■ Directions for this task
Transcribe the entries below exactly; leave every image out.

■ Figure contents as structured data
_ _ _ _

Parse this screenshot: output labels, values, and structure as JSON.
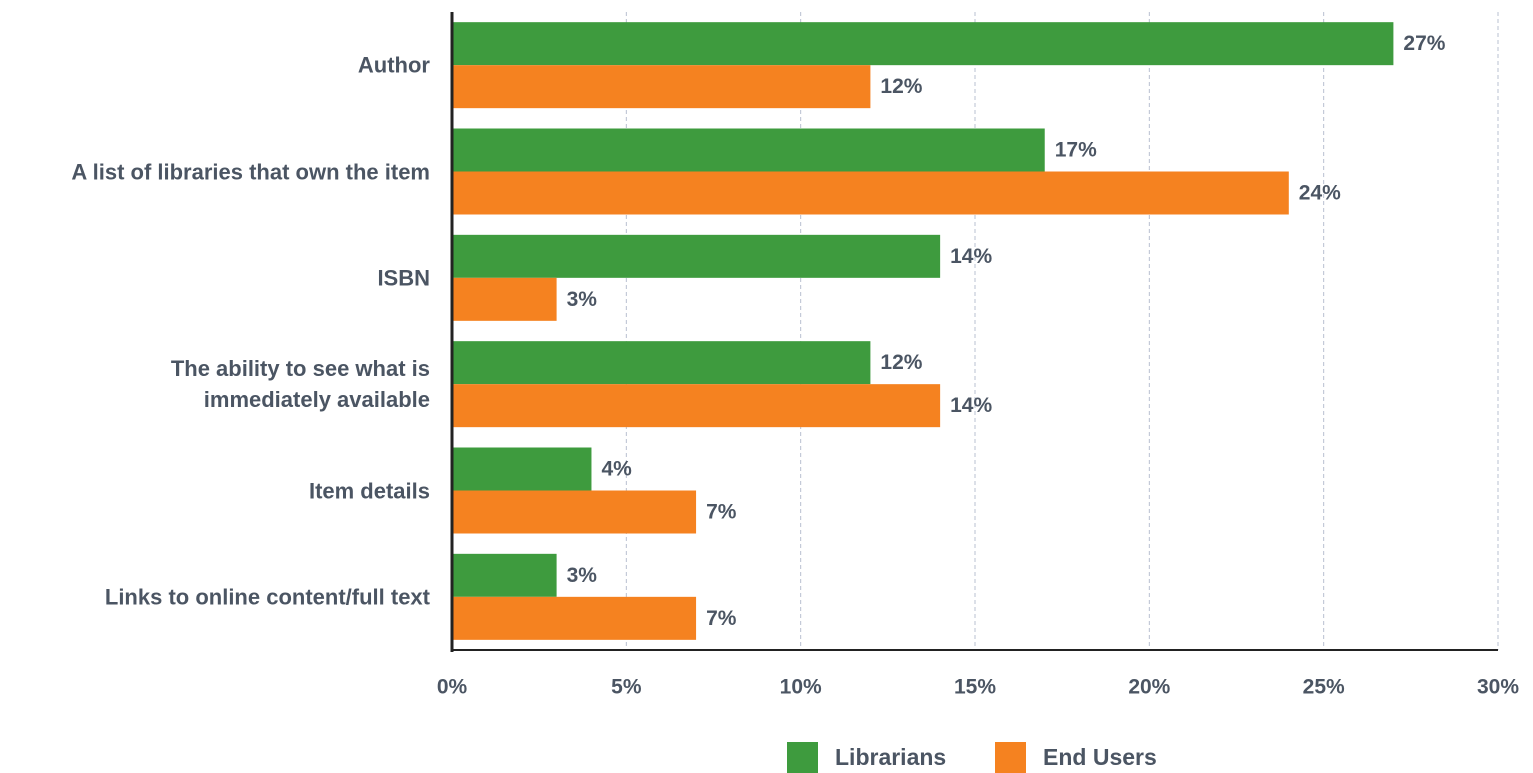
{
  "chart_data": {
    "type": "bar",
    "orientation": "horizontal",
    "categories": [
      "Author",
      "A list of libraries that own the item",
      "ISBN",
      "The ability to see what is\nimmediately available",
      "Item details",
      "Links to online content/full text"
    ],
    "series": [
      {
        "name": "Librarians",
        "color": "#3e9b3e",
        "values": [
          27,
          17,
          14,
          12,
          4,
          3
        ],
        "value_labels": [
          "27%",
          "17%",
          "14%",
          "12%",
          "4%",
          "3%"
        ]
      },
      {
        "name": "End Users",
        "color": "#f58220",
        "values": [
          12,
          24,
          3,
          14,
          7,
          7
        ],
        "value_labels": [
          "12%",
          "24%",
          "3%",
          "14%",
          "7%",
          "7%"
        ]
      }
    ],
    "xlim": [
      0,
      30
    ],
    "xticks": [
      {
        "value": 0,
        "label": "0%"
      },
      {
        "value": 5,
        "label": "5%"
      },
      {
        "value": 10,
        "label": "10%"
      },
      {
        "value": 15,
        "label": "15%"
      },
      {
        "value": 20,
        "label": "20%"
      },
      {
        "value": 25,
        "label": "25%"
      },
      {
        "value": 30,
        "label": "30%"
      }
    ],
    "grid": true,
    "legend": "bottom"
  }
}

_ _ _ _

■ Final answer
Parse this screenshot: output labels, values, and structure as JSON.
{
  "chart_data": {
    "type": "bar",
    "orientation": "horizontal",
    "categories": [
      "Author",
      "A list of libraries that own the item",
      "ISBN",
      "The ability to see what is\nimmediately available",
      "Item details",
      "Links to online content/full text"
    ],
    "series": [
      {
        "name": "Librarians",
        "color": "#3e9b3e",
        "values": [
          27,
          17,
          14,
          12,
          4,
          3
        ],
        "value_labels": [
          "27%",
          "17%",
          "14%",
          "12%",
          "4%",
          "3%"
        ]
      },
      {
        "name": "End Users",
        "color": "#f58220",
        "values": [
          12,
          24,
          3,
          14,
          7,
          7
        ],
        "value_labels": [
          "12%",
          "24%",
          "3%",
          "14%",
          "7%",
          "7%"
        ]
      }
    ],
    "xlim": [
      0,
      30
    ],
    "xticks": [
      {
        "value": 0,
        "label": "0%"
      },
      {
        "value": 5,
        "label": "5%"
      },
      {
        "value": 10,
        "label": "10%"
      },
      {
        "value": 15,
        "label": "15%"
      },
      {
        "value": 20,
        "label": "20%"
      },
      {
        "value": 25,
        "label": "25%"
      },
      {
        "value": 30,
        "label": "30%"
      }
    ],
    "grid": true,
    "legend": "bottom"
  }
}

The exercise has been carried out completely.